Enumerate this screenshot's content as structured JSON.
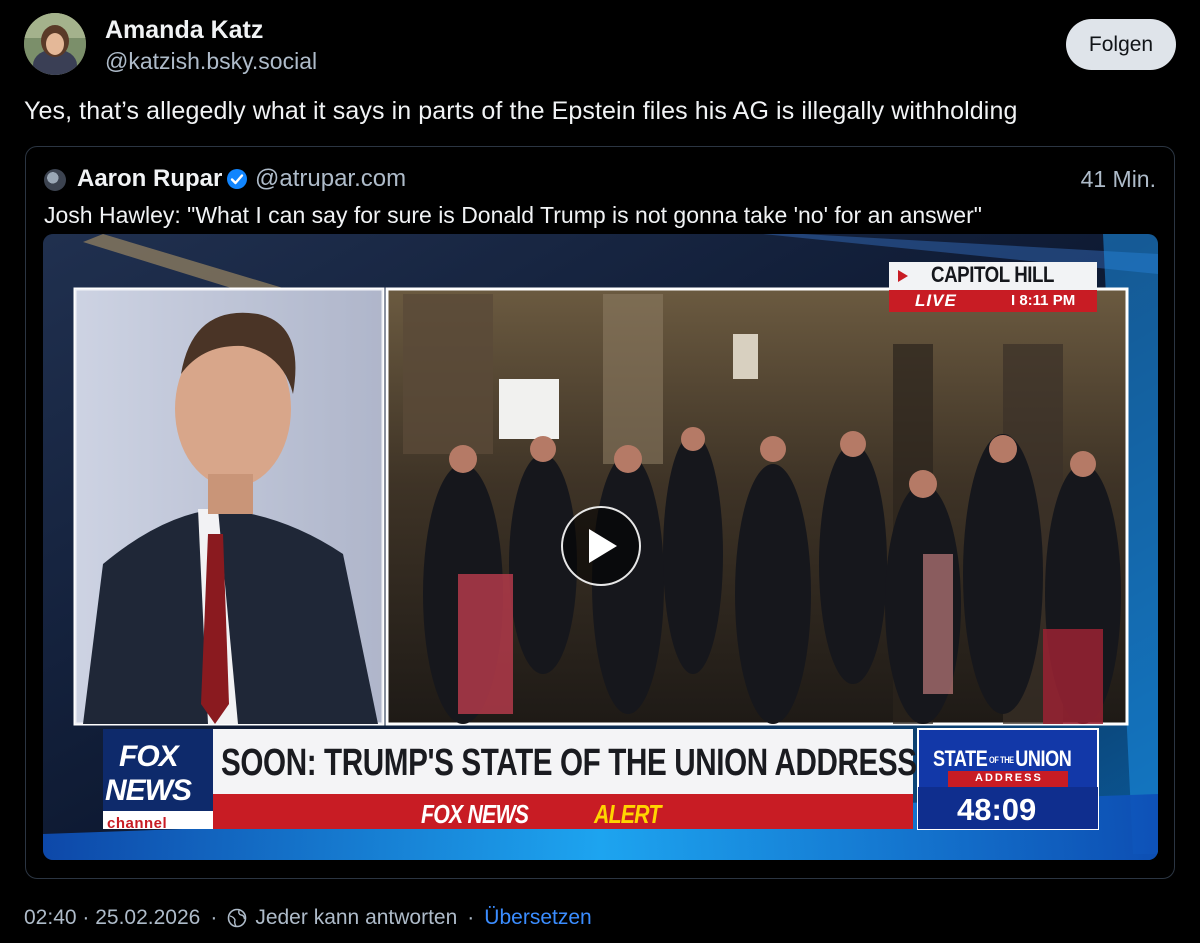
{
  "post": {
    "author_name": "Amanda Katz",
    "author_handle": "@katzish.bsky.social",
    "follow_label": "Folgen",
    "text": "Yes, that’s allegedly what it says in parts of the Epstein files his AG is illegally withholding"
  },
  "quote": {
    "author_name": "Aaron Rupar",
    "author_handle": "@atrupar.com",
    "time": "41 Min.",
    "text": "Josh Hawley: \"What I can say for sure is Donald Trump is not gonna take 'no' for an answer\""
  },
  "video": {
    "location": "CAPITOL HILL",
    "live_label": "LIVE",
    "live_time": "I 8:11 PM",
    "headline": "SOON: TRUMP'S STATE OF THE UNION ADDRESS",
    "alert_brand": "FOX NEWS",
    "alert_word": "ALERT",
    "logo_fox": "FOX",
    "logo_news": "NEWS",
    "logo_channel": "channel",
    "sotu_title": "STATE",
    "sotu_of_the": "OF THE",
    "sotu_union": "UNION",
    "sotu_sub": "ADDRESS",
    "countdown": "48:09",
    "play_icon": "play-icon"
  },
  "footer": {
    "timestamp": "02:40 · 25.02.2026",
    "reply_setting": "Jeder kann antworten",
    "dot": "·",
    "translate": "Übersetzen",
    "reply_icon": "globe-reply-icon"
  },
  "colors": {
    "background": "#000000",
    "text": "#f1f3f5",
    "muted": "#aebbc9",
    "link": "#3b8dff",
    "verified": "#1185fe",
    "fox_red": "#c81c24"
  }
}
- - -
# Exercise brief:
Repeat the material verbatim. Do not carry over any picture.

# Answer in full:
Enumerate this screenshot's content as structured JSON.
{
  "post": {
    "author_name": "Amanda Katz",
    "author_handle": "@katzish.bsky.social",
    "follow_label": "Folgen",
    "text": "Yes, that’s allegedly what it says in parts of the Epstein files his AG is illegally withholding"
  },
  "quote": {
    "author_name": "Aaron Rupar",
    "author_handle": "@atrupar.com",
    "time": "41 Min.",
    "text": "Josh Hawley: \"What I can say for sure is Donald Trump is not gonna take 'no' for an answer\""
  },
  "video": {
    "location": "CAPITOL HILL",
    "live_label": "LIVE",
    "live_time": "I 8:11 PM",
    "headline": "SOON: TRUMP'S STATE OF THE UNION ADDRESS",
    "alert_brand": "FOX NEWS",
    "alert_word": "ALERT",
    "logo_fox": "FOX",
    "logo_news": "NEWS",
    "logo_channel": "channel",
    "sotu_title": "STATE",
    "sotu_of_the": "OF THE",
    "sotu_union": "UNION",
    "sotu_sub": "ADDRESS",
    "countdown": "48:09",
    "play_icon": "play-icon"
  },
  "footer": {
    "timestamp": "02:40 · 25.02.2026",
    "reply_setting": "Jeder kann antworten",
    "dot": "·",
    "translate": "Übersetzen",
    "reply_icon": "globe-reply-icon"
  },
  "colors": {
    "background": "#000000",
    "text": "#f1f3f5",
    "muted": "#aebbc9",
    "link": "#3b8dff",
    "verified": "#1185fe",
    "fox_red": "#c81c24"
  }
}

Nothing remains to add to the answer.